(Figure data in JSON)
────────────────────────────────────────
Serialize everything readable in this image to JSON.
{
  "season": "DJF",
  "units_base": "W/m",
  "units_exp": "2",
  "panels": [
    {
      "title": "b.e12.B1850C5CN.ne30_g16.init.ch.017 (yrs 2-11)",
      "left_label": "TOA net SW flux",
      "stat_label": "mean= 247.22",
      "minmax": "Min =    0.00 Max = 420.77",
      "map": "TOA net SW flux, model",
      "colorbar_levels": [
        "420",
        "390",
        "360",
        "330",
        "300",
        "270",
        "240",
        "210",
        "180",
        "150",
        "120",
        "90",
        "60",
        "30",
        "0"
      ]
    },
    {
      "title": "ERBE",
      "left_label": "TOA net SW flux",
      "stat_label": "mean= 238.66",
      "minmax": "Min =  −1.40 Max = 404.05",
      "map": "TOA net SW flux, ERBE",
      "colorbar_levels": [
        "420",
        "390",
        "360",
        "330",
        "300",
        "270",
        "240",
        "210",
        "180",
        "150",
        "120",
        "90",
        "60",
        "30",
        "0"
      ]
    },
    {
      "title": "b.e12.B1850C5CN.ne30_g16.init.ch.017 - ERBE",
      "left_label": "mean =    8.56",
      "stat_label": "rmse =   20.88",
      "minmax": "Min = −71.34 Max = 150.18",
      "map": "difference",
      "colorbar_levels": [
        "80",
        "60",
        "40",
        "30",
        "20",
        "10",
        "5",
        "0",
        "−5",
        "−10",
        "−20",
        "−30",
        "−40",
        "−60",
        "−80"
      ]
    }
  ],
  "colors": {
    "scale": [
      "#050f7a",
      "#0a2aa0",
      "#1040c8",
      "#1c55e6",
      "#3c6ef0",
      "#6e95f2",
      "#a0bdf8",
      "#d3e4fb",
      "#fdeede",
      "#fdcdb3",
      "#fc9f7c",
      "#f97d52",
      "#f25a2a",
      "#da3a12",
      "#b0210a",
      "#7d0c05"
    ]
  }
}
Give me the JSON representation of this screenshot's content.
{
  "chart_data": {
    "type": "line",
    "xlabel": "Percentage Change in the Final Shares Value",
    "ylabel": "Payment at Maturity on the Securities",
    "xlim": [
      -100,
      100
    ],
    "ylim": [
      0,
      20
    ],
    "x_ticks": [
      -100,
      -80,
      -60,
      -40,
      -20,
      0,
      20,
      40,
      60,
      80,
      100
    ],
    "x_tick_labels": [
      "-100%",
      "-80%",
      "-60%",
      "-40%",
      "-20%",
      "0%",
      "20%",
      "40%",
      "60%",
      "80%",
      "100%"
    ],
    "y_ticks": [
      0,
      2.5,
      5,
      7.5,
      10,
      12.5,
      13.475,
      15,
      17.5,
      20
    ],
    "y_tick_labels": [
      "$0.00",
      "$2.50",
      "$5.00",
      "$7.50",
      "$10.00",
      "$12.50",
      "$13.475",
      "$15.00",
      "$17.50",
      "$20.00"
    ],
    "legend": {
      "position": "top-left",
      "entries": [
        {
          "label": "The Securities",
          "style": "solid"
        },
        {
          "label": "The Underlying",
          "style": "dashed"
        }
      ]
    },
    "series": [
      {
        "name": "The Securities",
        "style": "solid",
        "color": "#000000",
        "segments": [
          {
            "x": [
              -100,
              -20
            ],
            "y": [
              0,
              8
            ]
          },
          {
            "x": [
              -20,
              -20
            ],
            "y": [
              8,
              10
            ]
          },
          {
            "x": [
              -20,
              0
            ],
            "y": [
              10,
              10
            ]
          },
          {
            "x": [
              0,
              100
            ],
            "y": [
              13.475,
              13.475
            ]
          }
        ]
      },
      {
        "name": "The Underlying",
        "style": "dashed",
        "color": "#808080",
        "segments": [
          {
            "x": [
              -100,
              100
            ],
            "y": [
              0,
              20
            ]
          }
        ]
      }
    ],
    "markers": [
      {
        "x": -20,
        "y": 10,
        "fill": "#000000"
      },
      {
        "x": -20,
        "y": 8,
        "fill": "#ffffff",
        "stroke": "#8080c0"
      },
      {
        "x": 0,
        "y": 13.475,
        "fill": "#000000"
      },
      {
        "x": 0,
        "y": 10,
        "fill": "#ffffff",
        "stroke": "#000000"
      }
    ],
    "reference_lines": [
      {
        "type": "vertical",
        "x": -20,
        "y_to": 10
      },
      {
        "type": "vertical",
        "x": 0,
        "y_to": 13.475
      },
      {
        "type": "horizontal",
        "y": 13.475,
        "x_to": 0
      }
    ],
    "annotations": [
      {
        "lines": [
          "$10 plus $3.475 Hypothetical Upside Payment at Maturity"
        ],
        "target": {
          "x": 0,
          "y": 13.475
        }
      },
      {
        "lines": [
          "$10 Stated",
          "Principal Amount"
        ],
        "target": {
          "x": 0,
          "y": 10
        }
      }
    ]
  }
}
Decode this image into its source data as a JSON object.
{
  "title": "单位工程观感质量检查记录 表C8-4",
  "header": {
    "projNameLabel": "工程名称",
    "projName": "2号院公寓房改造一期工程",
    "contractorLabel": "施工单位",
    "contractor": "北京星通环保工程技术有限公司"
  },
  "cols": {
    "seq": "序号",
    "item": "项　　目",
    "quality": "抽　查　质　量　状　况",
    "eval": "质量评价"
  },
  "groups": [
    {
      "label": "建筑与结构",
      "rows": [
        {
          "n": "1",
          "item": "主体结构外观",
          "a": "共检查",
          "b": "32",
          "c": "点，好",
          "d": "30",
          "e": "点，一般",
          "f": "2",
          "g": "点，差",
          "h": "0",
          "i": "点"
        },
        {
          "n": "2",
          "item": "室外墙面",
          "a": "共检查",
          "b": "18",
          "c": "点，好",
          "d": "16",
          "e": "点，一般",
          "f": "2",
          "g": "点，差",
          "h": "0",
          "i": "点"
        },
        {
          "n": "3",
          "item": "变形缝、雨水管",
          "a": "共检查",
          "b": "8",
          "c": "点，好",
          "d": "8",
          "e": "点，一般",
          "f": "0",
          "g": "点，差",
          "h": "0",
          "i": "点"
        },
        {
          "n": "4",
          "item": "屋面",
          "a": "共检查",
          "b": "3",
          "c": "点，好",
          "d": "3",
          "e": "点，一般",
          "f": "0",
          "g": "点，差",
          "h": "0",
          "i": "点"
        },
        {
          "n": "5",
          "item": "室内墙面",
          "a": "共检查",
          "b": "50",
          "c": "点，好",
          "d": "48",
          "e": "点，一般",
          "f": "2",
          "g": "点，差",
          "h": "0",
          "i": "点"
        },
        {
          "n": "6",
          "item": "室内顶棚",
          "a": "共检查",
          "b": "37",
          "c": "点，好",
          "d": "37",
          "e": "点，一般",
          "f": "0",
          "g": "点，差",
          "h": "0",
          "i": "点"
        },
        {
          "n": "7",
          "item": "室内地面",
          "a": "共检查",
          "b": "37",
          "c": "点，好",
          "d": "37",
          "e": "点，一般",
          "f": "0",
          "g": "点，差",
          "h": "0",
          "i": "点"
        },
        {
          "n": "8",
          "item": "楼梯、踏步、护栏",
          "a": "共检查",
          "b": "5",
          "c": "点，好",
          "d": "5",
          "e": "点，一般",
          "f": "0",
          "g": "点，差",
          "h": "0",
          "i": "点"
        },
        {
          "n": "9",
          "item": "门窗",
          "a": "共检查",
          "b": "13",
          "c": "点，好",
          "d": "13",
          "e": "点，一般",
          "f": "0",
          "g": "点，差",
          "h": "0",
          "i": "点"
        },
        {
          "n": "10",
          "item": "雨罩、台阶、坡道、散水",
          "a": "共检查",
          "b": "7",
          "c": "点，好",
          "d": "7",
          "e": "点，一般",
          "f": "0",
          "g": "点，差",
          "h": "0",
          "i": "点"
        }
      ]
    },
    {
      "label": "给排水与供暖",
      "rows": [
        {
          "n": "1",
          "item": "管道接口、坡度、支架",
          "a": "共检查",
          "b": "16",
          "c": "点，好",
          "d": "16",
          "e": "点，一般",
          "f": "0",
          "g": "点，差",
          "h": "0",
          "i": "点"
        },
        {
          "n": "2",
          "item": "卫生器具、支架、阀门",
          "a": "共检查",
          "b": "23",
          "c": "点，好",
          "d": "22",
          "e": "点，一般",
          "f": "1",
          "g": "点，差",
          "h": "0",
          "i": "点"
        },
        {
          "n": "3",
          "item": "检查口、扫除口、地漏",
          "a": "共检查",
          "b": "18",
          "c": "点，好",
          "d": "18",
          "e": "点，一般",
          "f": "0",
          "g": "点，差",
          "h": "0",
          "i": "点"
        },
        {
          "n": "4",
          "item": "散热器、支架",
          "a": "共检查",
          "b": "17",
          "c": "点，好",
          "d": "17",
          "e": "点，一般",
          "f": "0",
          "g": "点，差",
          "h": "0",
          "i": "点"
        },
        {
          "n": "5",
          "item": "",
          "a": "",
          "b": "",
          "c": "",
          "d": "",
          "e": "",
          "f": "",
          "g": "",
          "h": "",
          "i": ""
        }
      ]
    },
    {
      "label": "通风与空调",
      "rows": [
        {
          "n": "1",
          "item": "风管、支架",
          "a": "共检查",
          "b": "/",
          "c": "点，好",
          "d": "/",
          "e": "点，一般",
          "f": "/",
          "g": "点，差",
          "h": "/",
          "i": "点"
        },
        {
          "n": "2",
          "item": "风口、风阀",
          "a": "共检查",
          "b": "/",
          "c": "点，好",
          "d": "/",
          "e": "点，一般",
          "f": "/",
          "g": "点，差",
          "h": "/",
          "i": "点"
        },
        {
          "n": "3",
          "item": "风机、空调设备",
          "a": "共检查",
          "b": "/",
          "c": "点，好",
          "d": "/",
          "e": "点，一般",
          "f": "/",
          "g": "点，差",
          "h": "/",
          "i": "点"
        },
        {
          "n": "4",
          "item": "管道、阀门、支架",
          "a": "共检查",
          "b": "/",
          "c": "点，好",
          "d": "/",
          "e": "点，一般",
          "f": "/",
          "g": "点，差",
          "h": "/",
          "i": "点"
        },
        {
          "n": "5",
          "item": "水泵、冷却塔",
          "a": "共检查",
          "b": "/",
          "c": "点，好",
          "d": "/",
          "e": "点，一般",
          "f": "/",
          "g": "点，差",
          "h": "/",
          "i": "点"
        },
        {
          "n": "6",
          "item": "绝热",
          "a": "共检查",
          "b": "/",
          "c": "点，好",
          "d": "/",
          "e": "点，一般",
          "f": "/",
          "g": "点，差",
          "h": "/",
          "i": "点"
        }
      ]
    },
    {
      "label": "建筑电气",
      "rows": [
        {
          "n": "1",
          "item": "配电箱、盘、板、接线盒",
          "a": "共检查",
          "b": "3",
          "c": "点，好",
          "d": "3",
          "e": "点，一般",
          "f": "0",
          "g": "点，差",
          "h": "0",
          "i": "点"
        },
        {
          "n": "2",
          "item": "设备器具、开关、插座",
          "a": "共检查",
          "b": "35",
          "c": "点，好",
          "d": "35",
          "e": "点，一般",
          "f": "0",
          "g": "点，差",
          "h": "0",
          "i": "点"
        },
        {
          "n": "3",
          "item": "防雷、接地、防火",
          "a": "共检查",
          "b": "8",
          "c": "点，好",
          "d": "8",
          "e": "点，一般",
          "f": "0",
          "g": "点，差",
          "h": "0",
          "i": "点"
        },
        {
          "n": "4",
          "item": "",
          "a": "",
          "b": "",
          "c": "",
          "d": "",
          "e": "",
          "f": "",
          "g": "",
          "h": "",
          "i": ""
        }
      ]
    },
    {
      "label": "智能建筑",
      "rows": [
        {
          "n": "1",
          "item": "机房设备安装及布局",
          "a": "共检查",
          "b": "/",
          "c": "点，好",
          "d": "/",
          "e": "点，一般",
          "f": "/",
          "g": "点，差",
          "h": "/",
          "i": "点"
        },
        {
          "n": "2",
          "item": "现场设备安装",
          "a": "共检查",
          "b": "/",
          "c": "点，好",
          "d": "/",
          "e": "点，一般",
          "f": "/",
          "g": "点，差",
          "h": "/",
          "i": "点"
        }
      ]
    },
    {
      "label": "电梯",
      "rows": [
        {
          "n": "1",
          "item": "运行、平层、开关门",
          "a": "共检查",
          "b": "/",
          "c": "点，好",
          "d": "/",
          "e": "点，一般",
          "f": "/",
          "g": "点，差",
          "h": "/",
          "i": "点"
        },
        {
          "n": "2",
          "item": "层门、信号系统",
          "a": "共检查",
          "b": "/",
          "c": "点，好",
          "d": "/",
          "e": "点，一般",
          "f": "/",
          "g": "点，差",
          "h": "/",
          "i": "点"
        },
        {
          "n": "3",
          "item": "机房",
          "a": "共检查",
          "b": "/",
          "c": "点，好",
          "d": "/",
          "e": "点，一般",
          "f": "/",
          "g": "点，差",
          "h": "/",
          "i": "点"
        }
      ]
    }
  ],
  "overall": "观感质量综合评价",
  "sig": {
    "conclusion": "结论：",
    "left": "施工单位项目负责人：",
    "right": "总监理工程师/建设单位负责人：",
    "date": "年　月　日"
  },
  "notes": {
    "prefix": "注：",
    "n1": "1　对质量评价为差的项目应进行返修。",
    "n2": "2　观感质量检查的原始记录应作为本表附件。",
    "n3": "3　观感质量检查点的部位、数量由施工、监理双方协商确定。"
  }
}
────────────────────────────────────────
Pull every line containing "Securities" from the data.

Output for this task.
    "ylabel": "Payment at Maturity on the Securities",
          "label": "The Securities",
        "name": "The Securities",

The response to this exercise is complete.